**Given records**
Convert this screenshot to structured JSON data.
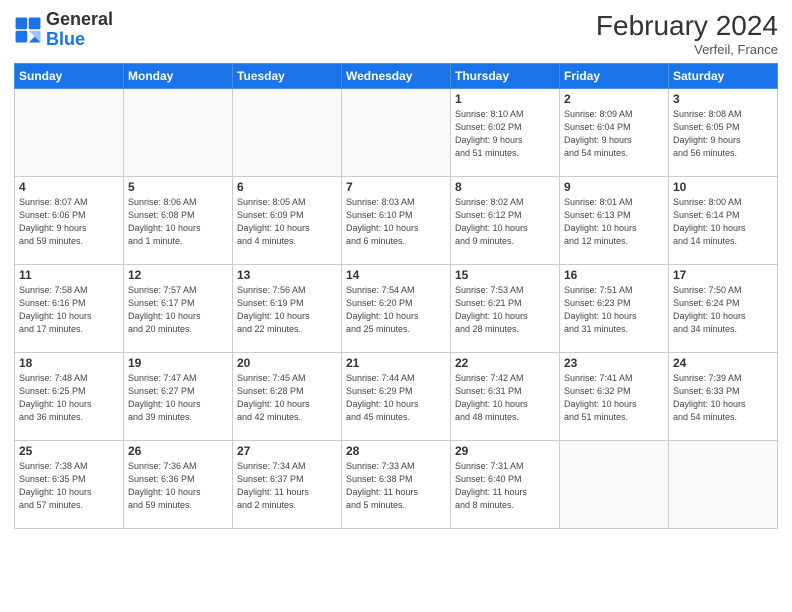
{
  "header": {
    "logo_general": "General",
    "logo_blue": "Blue",
    "month_title": "February 2024",
    "subtitle": "Verfeil, France"
  },
  "weekdays": [
    "Sunday",
    "Monday",
    "Tuesday",
    "Wednesday",
    "Thursday",
    "Friday",
    "Saturday"
  ],
  "weeks": [
    [
      {
        "num": "",
        "info": ""
      },
      {
        "num": "",
        "info": ""
      },
      {
        "num": "",
        "info": ""
      },
      {
        "num": "",
        "info": ""
      },
      {
        "num": "1",
        "info": "Sunrise: 8:10 AM\nSunset: 6:02 PM\nDaylight: 9 hours\nand 51 minutes."
      },
      {
        "num": "2",
        "info": "Sunrise: 8:09 AM\nSunset: 6:04 PM\nDaylight: 9 hours\nand 54 minutes."
      },
      {
        "num": "3",
        "info": "Sunrise: 8:08 AM\nSunset: 6:05 PM\nDaylight: 9 hours\nand 56 minutes."
      }
    ],
    [
      {
        "num": "4",
        "info": "Sunrise: 8:07 AM\nSunset: 6:06 PM\nDaylight: 9 hours\nand 59 minutes."
      },
      {
        "num": "5",
        "info": "Sunrise: 8:06 AM\nSunset: 6:08 PM\nDaylight: 10 hours\nand 1 minute."
      },
      {
        "num": "6",
        "info": "Sunrise: 8:05 AM\nSunset: 6:09 PM\nDaylight: 10 hours\nand 4 minutes."
      },
      {
        "num": "7",
        "info": "Sunrise: 8:03 AM\nSunset: 6:10 PM\nDaylight: 10 hours\nand 6 minutes."
      },
      {
        "num": "8",
        "info": "Sunrise: 8:02 AM\nSunset: 6:12 PM\nDaylight: 10 hours\nand 9 minutes."
      },
      {
        "num": "9",
        "info": "Sunrise: 8:01 AM\nSunset: 6:13 PM\nDaylight: 10 hours\nand 12 minutes."
      },
      {
        "num": "10",
        "info": "Sunrise: 8:00 AM\nSunset: 6:14 PM\nDaylight: 10 hours\nand 14 minutes."
      }
    ],
    [
      {
        "num": "11",
        "info": "Sunrise: 7:58 AM\nSunset: 6:16 PM\nDaylight: 10 hours\nand 17 minutes."
      },
      {
        "num": "12",
        "info": "Sunrise: 7:57 AM\nSunset: 6:17 PM\nDaylight: 10 hours\nand 20 minutes."
      },
      {
        "num": "13",
        "info": "Sunrise: 7:56 AM\nSunset: 6:19 PM\nDaylight: 10 hours\nand 22 minutes."
      },
      {
        "num": "14",
        "info": "Sunrise: 7:54 AM\nSunset: 6:20 PM\nDaylight: 10 hours\nand 25 minutes."
      },
      {
        "num": "15",
        "info": "Sunrise: 7:53 AM\nSunset: 6:21 PM\nDaylight: 10 hours\nand 28 minutes."
      },
      {
        "num": "16",
        "info": "Sunrise: 7:51 AM\nSunset: 6:23 PM\nDaylight: 10 hours\nand 31 minutes."
      },
      {
        "num": "17",
        "info": "Sunrise: 7:50 AM\nSunset: 6:24 PM\nDaylight: 10 hours\nand 34 minutes."
      }
    ],
    [
      {
        "num": "18",
        "info": "Sunrise: 7:48 AM\nSunset: 6:25 PM\nDaylight: 10 hours\nand 36 minutes."
      },
      {
        "num": "19",
        "info": "Sunrise: 7:47 AM\nSunset: 6:27 PM\nDaylight: 10 hours\nand 39 minutes."
      },
      {
        "num": "20",
        "info": "Sunrise: 7:45 AM\nSunset: 6:28 PM\nDaylight: 10 hours\nand 42 minutes."
      },
      {
        "num": "21",
        "info": "Sunrise: 7:44 AM\nSunset: 6:29 PM\nDaylight: 10 hours\nand 45 minutes."
      },
      {
        "num": "22",
        "info": "Sunrise: 7:42 AM\nSunset: 6:31 PM\nDaylight: 10 hours\nand 48 minutes."
      },
      {
        "num": "23",
        "info": "Sunrise: 7:41 AM\nSunset: 6:32 PM\nDaylight: 10 hours\nand 51 minutes."
      },
      {
        "num": "24",
        "info": "Sunrise: 7:39 AM\nSunset: 6:33 PM\nDaylight: 10 hours\nand 54 minutes."
      }
    ],
    [
      {
        "num": "25",
        "info": "Sunrise: 7:38 AM\nSunset: 6:35 PM\nDaylight: 10 hours\nand 57 minutes."
      },
      {
        "num": "26",
        "info": "Sunrise: 7:36 AM\nSunset: 6:36 PM\nDaylight: 10 hours\nand 59 minutes."
      },
      {
        "num": "27",
        "info": "Sunrise: 7:34 AM\nSunset: 6:37 PM\nDaylight: 11 hours\nand 2 minutes."
      },
      {
        "num": "28",
        "info": "Sunrise: 7:33 AM\nSunset: 6:38 PM\nDaylight: 11 hours\nand 5 minutes."
      },
      {
        "num": "29",
        "info": "Sunrise: 7:31 AM\nSunset: 6:40 PM\nDaylight: 11 hours\nand 8 minutes."
      },
      {
        "num": "",
        "info": ""
      },
      {
        "num": "",
        "info": ""
      }
    ]
  ]
}
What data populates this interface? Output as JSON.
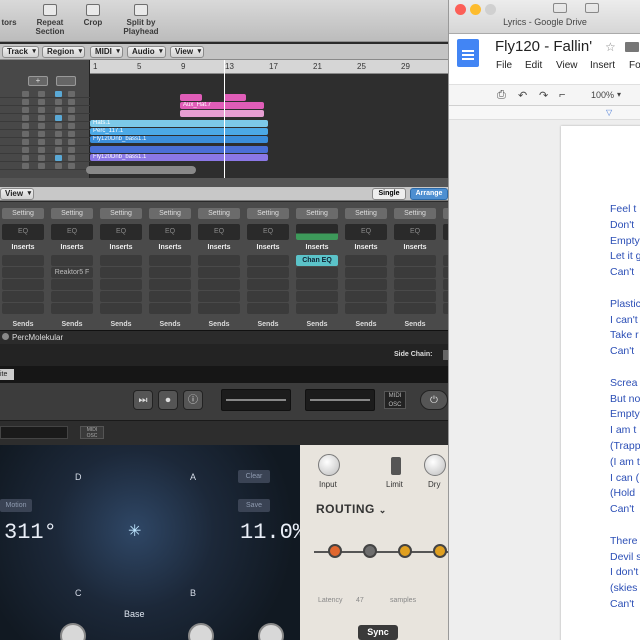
{
  "logic": {
    "toolbar": [
      {
        "label": "tors"
      },
      {
        "label": "Repeat Section"
      },
      {
        "label": "Crop"
      },
      {
        "label": "Split by Playhead"
      }
    ],
    "menus": [
      "Track",
      "Region",
      "MIDI",
      "Audio",
      "View"
    ],
    "ruler_numbers": [
      "1",
      "5",
      "9",
      "13",
      "17",
      "21",
      "25",
      "29"
    ],
    "regions": [
      {
        "label": "Aux_Hat.7",
        "color": "#e05db8"
      },
      {
        "label": "Hats.1",
        "color": "#7cc9e8"
      },
      {
        "label": "Perc_117.1",
        "color": "#4ca9e6"
      },
      {
        "label": "Fly120Dnb_bass1.1",
        "color": "#3b8edb"
      },
      {
        "label": "Fly120Dnb_bass1.1",
        "color": "#8b78e6"
      }
    ],
    "view_menu": "View",
    "mixer_tabs": [
      "Single",
      "Arrange"
    ],
    "strip_setting": "Setting",
    "strip_eq": "EQ",
    "strip_inserts": "Inserts",
    "strip_sends": "Sends",
    "plugins": [
      "Reaktor5 F",
      "Chan EQ"
    ],
    "plugin_name": "PercMolekular",
    "side_chain": "Side Chain:",
    "ite": "ite",
    "pad": {
      "letters": [
        "D",
        "A",
        "C",
        "B"
      ],
      "left_value": "311°",
      "right_value": "11.0%",
      "motion": "Motion",
      "clear": "Clear",
      "save": "Save",
      "base": "Base"
    },
    "routing": {
      "input": "Input",
      "limit": "Limit",
      "dry": "Dry",
      "title": "ROUTING",
      "latency": "Latency",
      "latency_value": "47",
      "samples": "samples",
      "sync": "Sync",
      "nodes": [
        "#e0672f",
        "#6e6e6e",
        "#e0a020",
        "#e0a020"
      ]
    }
  },
  "drive": {
    "window_title": "Lyrics - Google Drive",
    "doc_title": "Fly120 - Fallin'",
    "menu": [
      "File",
      "Edit",
      "View",
      "Insert",
      "Fo"
    ],
    "zoom": "100%",
    "lyrics": [
      "Feel t",
      "Don't",
      "Empty",
      "Let it g",
      "Can't",
      "Plastic",
      "I can't",
      "Take r",
      "Can't",
      "Screa",
      "But no",
      "Empty",
      "I am t",
      "(Trapp",
      "(I am t",
      "I can (",
      "(Hold",
      "Can't",
      "There",
      "Devil s",
      "I don't",
      "(skies",
      "Can't"
    ]
  }
}
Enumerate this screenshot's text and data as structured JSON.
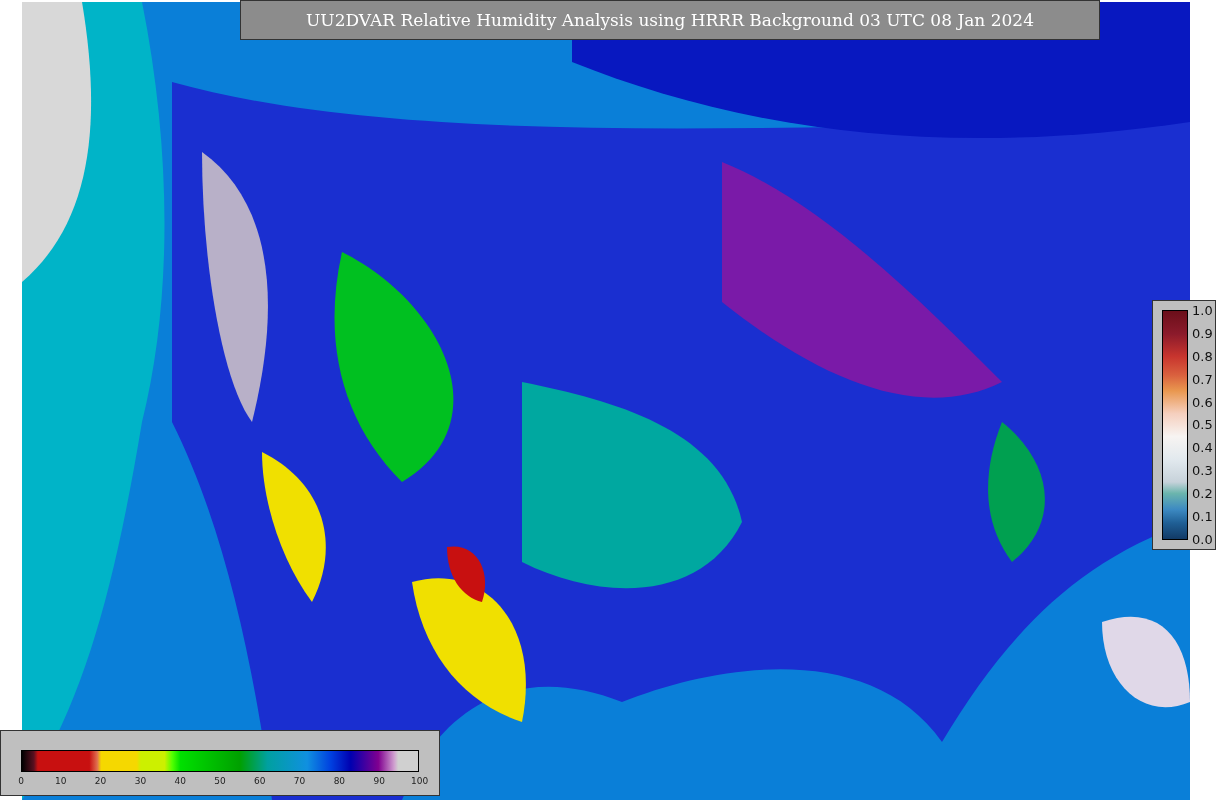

**Exercise prompt**
Verbatim reproduction of every record is required; images are left out.

**Output of the task**
Convert this screenshot to structured JSON data.
{
  "header": {
    "logo_general": "General",
    "logo_blue": "Blue",
    "month_title": "February 2024",
    "subtitle": "Verfeil, France"
  },
  "weekdays": [
    "Sunday",
    "Monday",
    "Tuesday",
    "Wednesday",
    "Thursday",
    "Friday",
    "Saturday"
  ],
  "weeks": [
    [
      {
        "num": "",
        "info": ""
      },
      {
        "num": "",
        "info": ""
      },
      {
        "num": "",
        "info": ""
      },
      {
        "num": "",
        "info": ""
      },
      {
        "num": "1",
        "info": "Sunrise: 8:10 AM\nSunset: 6:02 PM\nDaylight: 9 hours\nand 51 minutes."
      },
      {
        "num": "2",
        "info": "Sunrise: 8:09 AM\nSunset: 6:04 PM\nDaylight: 9 hours\nand 54 minutes."
      },
      {
        "num": "3",
        "info": "Sunrise: 8:08 AM\nSunset: 6:05 PM\nDaylight: 9 hours\nand 56 minutes."
      }
    ],
    [
      {
        "num": "4",
        "info": "Sunrise: 8:07 AM\nSunset: 6:06 PM\nDaylight: 9 hours\nand 59 minutes."
      },
      {
        "num": "5",
        "info": "Sunrise: 8:06 AM\nSunset: 6:08 PM\nDaylight: 10 hours\nand 1 minute."
      },
      {
        "num": "6",
        "info": "Sunrise: 8:05 AM\nSunset: 6:09 PM\nDaylight: 10 hours\nand 4 minutes."
      },
      {
        "num": "7",
        "info": "Sunrise: 8:03 AM\nSunset: 6:10 PM\nDaylight: 10 hours\nand 6 minutes."
      },
      {
        "num": "8",
        "info": "Sunrise: 8:02 AM\nSunset: 6:12 PM\nDaylight: 10 hours\nand 9 minutes."
      },
      {
        "num": "9",
        "info": "Sunrise: 8:01 AM\nSunset: 6:13 PM\nDaylight: 10 hours\nand 12 minutes."
      },
      {
        "num": "10",
        "info": "Sunrise: 8:00 AM\nSunset: 6:14 PM\nDaylight: 10 hours\nand 14 minutes."
      }
    ],
    [
      {
        "num": "11",
        "info": "Sunrise: 7:58 AM\nSunset: 6:16 PM\nDaylight: 10 hours\nand 17 minutes."
      },
      {
        "num": "12",
        "info": "Sunrise: 7:57 AM\nSunset: 6:17 PM\nDaylight: 10 hours\nand 20 minutes."
      },
      {
        "num": "13",
        "info": "Sunrise: 7:56 AM\nSunset: 6:19 PM\nDaylight: 10 hours\nand 22 minutes."
      },
      {
        "num": "14",
        "info": "Sunrise: 7:54 AM\nSunset: 6:20 PM\nDaylight: 10 hours\nand 25 minutes."
      },
      {
        "num": "15",
        "info": "Sunrise: 7:53 AM\nSunset: 6:21 PM\nDaylight: 10 hours\nand 28 minutes."
      },
      {
        "num": "16",
        "info": "Sunrise: 7:51 AM\nSunset: 6:23 PM\nDaylight: 10 hours\nand 31 minutes."
      },
      {
        "num": "17",
        "info": "Sunrise: 7:50 AM\nSunset: 6:24 PM\nDaylight: 10 hours\nand 34 minutes."
      }
    ],
    [
      {
        "num": "18",
        "info": "Sunrise: 7:48 AM\nSunset: 6:25 PM\nDaylight: 10 hours\nand 36 minutes."
      },
      {
        "num": "19",
        "info": "Sunrise: 7:47 AM\nSunset: 6:27 PM\nDaylight: 10 hours\nand 39 minutes."
      },
      {
        "num": "20",
        "info": "Sunrise: 7:45 AM\nSunset: 6:28 PM\nDaylight: 10 hours\nand 42 minutes."
      },
      {
        "num": "21",
        "info": "Sunrise: 7:44 AM\nSunset: 6:29 PM\nDaylight: 10 hours\nand 45 minutes."
      },
      {
        "num": "22",
        "info": "Sunrise: 7:42 AM\nSunset: 6:31 PM\nDaylight: 10 hours\nand 48 minutes."
      },
      {
        "num": "23",
        "info": "Sunrise: 7:41 AM\nSunset: 6:32 PM\nDaylight: 10 hours\nand 51 minutes."
      },
      {
        "num": "24",
        "info": "Sunrise: 7:39 AM\nSunset: 6:33 PM\nDaylight: 10 hours\nand 54 minutes."
      }
    ],
    [
      {
        "num": "25",
        "info": "Sunrise: 7:38 AM\nSunset: 6:35 PM\nDaylight: 10 hours\nand 57 minutes."
      },
      {
        "num": "26",
        "info": "Sunrise: 7:36 AM\nSunset: 6:36 PM\nDaylight: 10 hours\nand 59 minutes."
      },
      {
        "num": "27",
        "info": "Sunrise: 7:34 AM\nSunset: 6:37 PM\nDaylight: 11 hours\nand 2 minutes."
      },
      {
        "num": "28",
        "info": "Sunrise: 7:33 AM\nSunset: 6:38 PM\nDaylight: 11 hours\nand 5 minutes."
      },
      {
        "num": "29",
        "info": "Sunrise: 7:31 AM\nSunset: 6:40 PM\nDaylight: 11 hours\nand 8 minutes."
      },
      {
        "num": "",
        "info": ""
      },
      {
        "num": "",
        "info": ""
      }
    ]
  ]
}
What data populates this interface? Output as JSON.
{
  "logic": {
    "toolbar": [
      {
        "label": "tors"
      },
      {
        "label": "Repeat Section"
      },
      {
        "label": "Crop"
      },
      {
        "label": "Split by Playhead"
      }
    ],
    "menus": [
      "Track",
      "Region",
      "MIDI",
      "Audio",
      "View"
    ],
    "ruler_numbers": [
      "1",
      "5",
      "9",
      "13",
      "17",
      "21",
      "25",
      "29"
    ],
    "regions": [
      {
        "label": "Aux_Hat.7",
        "color": "#e05db8"
      },
      {
        "label": "Hats.1",
        "color": "#7cc9e8"
      },
      {
        "label": "Perc_117.1",
        "color": "#4ca9e6"
      },
      {
        "label": "Fly120Dnb_bass1.1",
        "color": "#3b8edb"
      },
      {
        "label": "Fly120Dnb_bass1.1",
        "color": "#8b78e6"
      }
    ],
    "view_menu": "View",
    "mixer_tabs": [
      "Single",
      "Arrange"
    ],
    "strip_setting": "Setting",
    "strip_eq": "EQ",
    "strip_inserts": "Inserts",
    "strip_sends": "Sends",
    "plugins": [
      "Reaktor5 F",
      "Chan EQ"
    ],
    "plugin_name": "PercMolekular",
    "side_chain": "Side Chain:",
    "ite": "ite",
    "pad": {
      "letters": [
        "D",
        "A",
        "C",
        "B"
      ],
      "left_value": "311°",
      "right_value": "11.0%",
      "motion": "Motion",
      "clear": "Clear",
      "save": "Save",
      "base": "Base"
    },
    "routing": {
      "input": "Input",
      "limit": "Limit",
      "dry": "Dry",
      "title": "ROUTING",
      "latency": "Latency",
      "latency_value": "47",
      "samples": "samples",
      "sync": "Sync",
      "nodes": [
        "#e0672f",
        "#6e6e6e",
        "#e0a020",
        "#e0a020"
      ]
    }
  },
  "drive": {
    "window_title": "Lyrics - Google Drive",
    "doc_title": "Fly120 - Fallin'",
    "menu": [
      "File",
      "Edit",
      "View",
      "Insert",
      "Fo"
    ],
    "zoom": "100%",
    "lyrics": [
      "Feel t",
      "Don't",
      "Empty",
      "Let it g",
      "Can't",
      "Plastic",
      "I can't",
      "Take r",
      "Can't",
      "Screa",
      "But no",
      "Empty",
      "I am t",
      "(Trapp",
      "(I am t",
      "I can (",
      "(Hold",
      "Can't",
      "There",
      "Devil s",
      "I don't",
      "(skies",
      "Can't"
    ]
  }
}
Enumerate this screenshot's text and data as structured JSON.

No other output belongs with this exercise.